-------- Records shown --------

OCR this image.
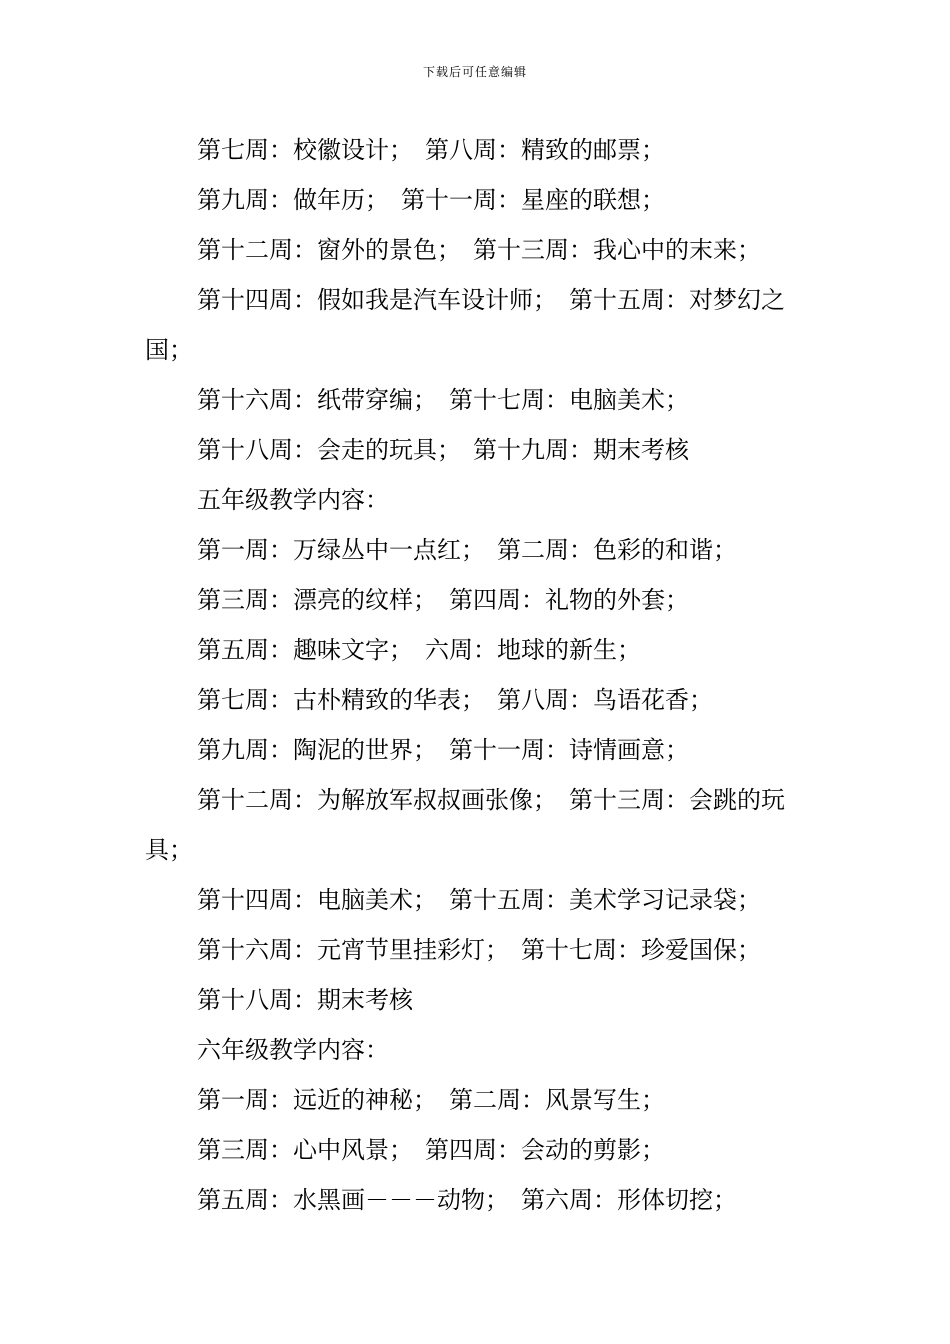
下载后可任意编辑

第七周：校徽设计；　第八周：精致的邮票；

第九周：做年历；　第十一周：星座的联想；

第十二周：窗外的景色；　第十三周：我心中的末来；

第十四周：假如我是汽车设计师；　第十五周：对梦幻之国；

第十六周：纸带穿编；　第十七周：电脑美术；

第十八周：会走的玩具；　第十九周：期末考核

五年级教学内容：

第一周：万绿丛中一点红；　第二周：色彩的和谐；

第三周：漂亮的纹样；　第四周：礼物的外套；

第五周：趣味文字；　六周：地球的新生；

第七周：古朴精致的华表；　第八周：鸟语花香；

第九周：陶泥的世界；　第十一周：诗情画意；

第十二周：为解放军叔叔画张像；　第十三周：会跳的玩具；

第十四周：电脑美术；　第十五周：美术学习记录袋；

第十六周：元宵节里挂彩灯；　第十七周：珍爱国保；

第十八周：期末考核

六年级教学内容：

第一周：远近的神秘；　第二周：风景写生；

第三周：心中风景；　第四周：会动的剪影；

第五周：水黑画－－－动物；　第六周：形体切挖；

--------
-------- Records shown --------

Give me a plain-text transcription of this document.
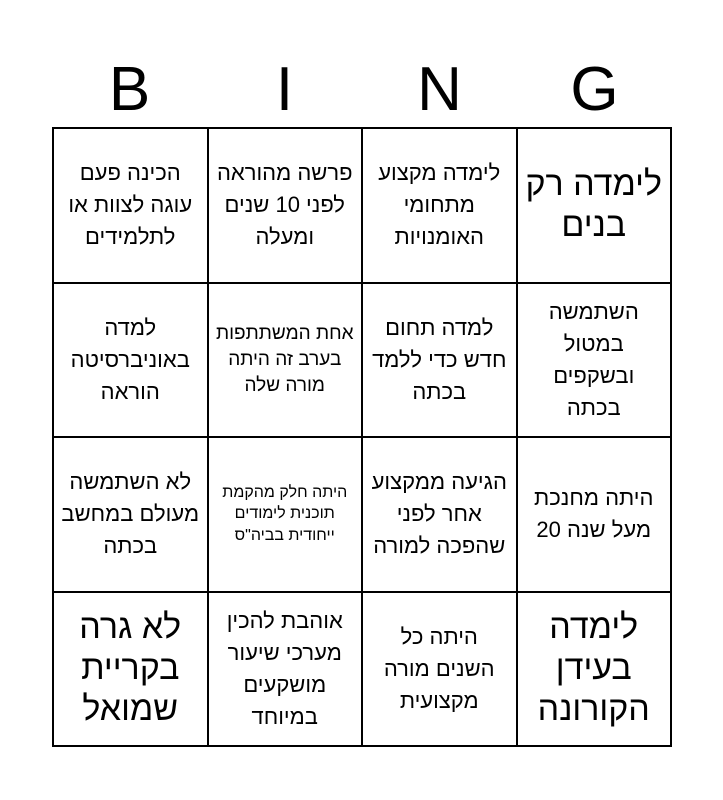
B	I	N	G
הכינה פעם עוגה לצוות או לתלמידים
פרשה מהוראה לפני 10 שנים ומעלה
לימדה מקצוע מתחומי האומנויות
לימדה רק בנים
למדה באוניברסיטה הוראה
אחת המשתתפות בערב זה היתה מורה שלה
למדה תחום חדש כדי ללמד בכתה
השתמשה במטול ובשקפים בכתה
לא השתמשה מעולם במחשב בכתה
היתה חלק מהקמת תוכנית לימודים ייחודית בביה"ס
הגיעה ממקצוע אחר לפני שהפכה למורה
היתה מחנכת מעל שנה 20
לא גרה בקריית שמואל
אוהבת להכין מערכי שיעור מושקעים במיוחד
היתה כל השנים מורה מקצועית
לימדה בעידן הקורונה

--------

Set problem: In the entries above, find lines with "השתמשה" and copy each.

Exercise solution:
השתמשה במטול ובשקפים בכתה
לא השתמשה מעולם במחשב בכתה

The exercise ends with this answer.